►
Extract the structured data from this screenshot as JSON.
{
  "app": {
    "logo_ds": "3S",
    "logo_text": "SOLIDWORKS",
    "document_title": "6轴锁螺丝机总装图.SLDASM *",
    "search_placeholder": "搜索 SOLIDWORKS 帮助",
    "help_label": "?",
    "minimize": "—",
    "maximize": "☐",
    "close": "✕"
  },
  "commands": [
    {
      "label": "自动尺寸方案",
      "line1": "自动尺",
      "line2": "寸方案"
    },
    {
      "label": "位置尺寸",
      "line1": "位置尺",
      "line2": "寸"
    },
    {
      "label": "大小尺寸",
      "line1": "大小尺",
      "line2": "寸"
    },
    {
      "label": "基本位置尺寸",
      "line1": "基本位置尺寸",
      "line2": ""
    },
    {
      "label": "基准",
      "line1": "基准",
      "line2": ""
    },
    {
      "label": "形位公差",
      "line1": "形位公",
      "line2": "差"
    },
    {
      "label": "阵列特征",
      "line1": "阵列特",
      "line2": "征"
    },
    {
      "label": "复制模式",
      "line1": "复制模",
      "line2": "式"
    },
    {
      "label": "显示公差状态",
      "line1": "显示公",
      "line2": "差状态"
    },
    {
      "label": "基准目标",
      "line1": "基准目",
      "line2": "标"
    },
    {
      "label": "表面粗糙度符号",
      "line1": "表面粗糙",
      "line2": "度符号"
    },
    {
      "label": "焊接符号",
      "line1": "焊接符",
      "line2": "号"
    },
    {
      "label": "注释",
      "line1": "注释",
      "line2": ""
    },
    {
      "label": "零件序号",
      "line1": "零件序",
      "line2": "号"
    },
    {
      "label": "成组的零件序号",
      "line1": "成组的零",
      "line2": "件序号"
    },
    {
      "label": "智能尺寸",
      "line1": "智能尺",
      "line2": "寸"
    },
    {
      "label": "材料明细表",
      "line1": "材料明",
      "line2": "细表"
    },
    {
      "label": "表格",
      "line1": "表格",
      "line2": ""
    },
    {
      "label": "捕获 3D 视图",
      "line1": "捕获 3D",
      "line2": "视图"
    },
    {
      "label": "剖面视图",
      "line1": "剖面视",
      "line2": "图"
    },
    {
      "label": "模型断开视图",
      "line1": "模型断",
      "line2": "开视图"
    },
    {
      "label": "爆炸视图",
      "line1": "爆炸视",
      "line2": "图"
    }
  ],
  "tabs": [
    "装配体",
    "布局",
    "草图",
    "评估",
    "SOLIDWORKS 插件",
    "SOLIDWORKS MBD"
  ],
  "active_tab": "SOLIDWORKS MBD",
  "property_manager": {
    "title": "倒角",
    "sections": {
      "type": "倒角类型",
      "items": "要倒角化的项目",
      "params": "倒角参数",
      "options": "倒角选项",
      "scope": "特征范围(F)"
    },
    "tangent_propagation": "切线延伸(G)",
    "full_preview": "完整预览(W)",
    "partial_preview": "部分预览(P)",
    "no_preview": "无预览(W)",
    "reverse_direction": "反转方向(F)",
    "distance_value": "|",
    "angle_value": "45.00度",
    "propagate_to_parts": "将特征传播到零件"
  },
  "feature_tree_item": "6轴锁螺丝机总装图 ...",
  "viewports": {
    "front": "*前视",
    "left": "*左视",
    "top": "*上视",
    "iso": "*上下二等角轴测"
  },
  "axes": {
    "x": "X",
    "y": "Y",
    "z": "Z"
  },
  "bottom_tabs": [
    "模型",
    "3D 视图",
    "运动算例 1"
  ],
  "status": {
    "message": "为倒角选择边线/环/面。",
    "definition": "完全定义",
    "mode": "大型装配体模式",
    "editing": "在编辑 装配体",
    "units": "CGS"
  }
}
◄
» **Exercise requirements**
Set every line of the listing down word for word.

» **Result of the exercise**
Extract the structured data from this screenshot as JSON.
{
  "app": {
    "logo_ds": "3S",
    "logo_text": "SOLIDWORKS",
    "document_title": "6轴锁螺丝机总装图.SLDASM *",
    "search_placeholder": "搜索 SOLIDWORKS 帮助",
    "help_label": "?",
    "minimize": "—",
    "maximize": "☐",
    "close": "✕"
  },
  "commands": [
    {
      "label": "自动尺寸方案",
      "line1": "自动尺",
      "line2": "寸方案"
    },
    {
      "label": "位置尺寸",
      "line1": "位置尺",
      "line2": "寸"
    },
    {
      "label": "大小尺寸",
      "line1": "大小尺",
      "line2": "寸"
    },
    {
      "label": "基本位置尺寸",
      "line1": "基本位置尺寸",
      "line2": ""
    },
    {
      "label": "基准",
      "line1": "基准",
      "line2": ""
    },
    {
      "label": "形位公差",
      "line1": "形位公",
      "line2": "差"
    },
    {
      "label": "阵列特征",
      "line1": "阵列特",
      "line2": "征"
    },
    {
      "label": "复制模式",
      "line1": "复制模",
      "line2": "式"
    },
    {
      "label": "显示公差状态",
      "line1": "显示公",
      "line2": "差状态"
    },
    {
      "label": "基准目标",
      "line1": "基准目",
      "line2": "标"
    },
    {
      "label": "表面粗糙度符号",
      "line1": "表面粗糙",
      "line2": "度符号"
    },
    {
      "label": "焊接符号",
      "line1": "焊接符",
      "line2": "号"
    },
    {
      "label": "注释",
      "line1": "注释",
      "line2": ""
    },
    {
      "label": "零件序号",
      "line1": "零件序",
      "line2": "号"
    },
    {
      "label": "成组的零件序号",
      "line1": "成组的零",
      "line2": "件序号"
    },
    {
      "label": "智能尺寸",
      "line1": "智能尺",
      "line2": "寸"
    },
    {
      "label": "材料明细表",
      "line1": "材料明",
      "line2": "细表"
    },
    {
      "label": "表格",
      "line1": "表格",
      "line2": ""
    },
    {
      "label": "捕获 3D 视图",
      "line1": "捕获 3D",
      "line2": "视图"
    },
    {
      "label": "剖面视图",
      "line1": "剖面视",
      "line2": "图"
    },
    {
      "label": "模型断开视图",
      "line1": "模型断",
      "line2": "开视图"
    },
    {
      "label": "爆炸视图",
      "line1": "爆炸视",
      "line2": "图"
    }
  ],
  "tabs": [
    "装配体",
    "布局",
    "草图",
    "评估",
    "SOLIDWORKS 插件",
    "SOLIDWORKS MBD"
  ],
  "active_tab": "SOLIDWORKS MBD",
  "property_manager": {
    "title": "倒角",
    "sections": {
      "type": "倒角类型",
      "items": "要倒角化的项目",
      "params": "倒角参数",
      "options": "倒角选项",
      "scope": "特征范围(F)"
    },
    "tangent_propagation": "切线延伸(G)",
    "full_preview": "完整预览(W)",
    "partial_preview": "部分预览(P)",
    "no_preview": "无预览(W)",
    "reverse_direction": "反转方向(F)",
    "distance_value": "|",
    "angle_value": "45.00度",
    "propagate_to_parts": "将特征传播到零件"
  },
  "feature_tree_item": "6轴锁螺丝机总装图 ...",
  "viewports": {
    "front": "*前视",
    "left": "*左视",
    "top": "*上视",
    "iso": "*上下二等角轴测"
  },
  "axes": {
    "x": "X",
    "y": "Y",
    "z": "Z"
  },
  "bottom_tabs": [
    "模型",
    "3D 视图",
    "运动算例 1"
  ],
  "status": {
    "message": "为倒角选择边线/环/面。",
    "definition": "完全定义",
    "mode": "大型装配体模式",
    "editing": "在编辑 装配体",
    "units": "CGS"
  }
}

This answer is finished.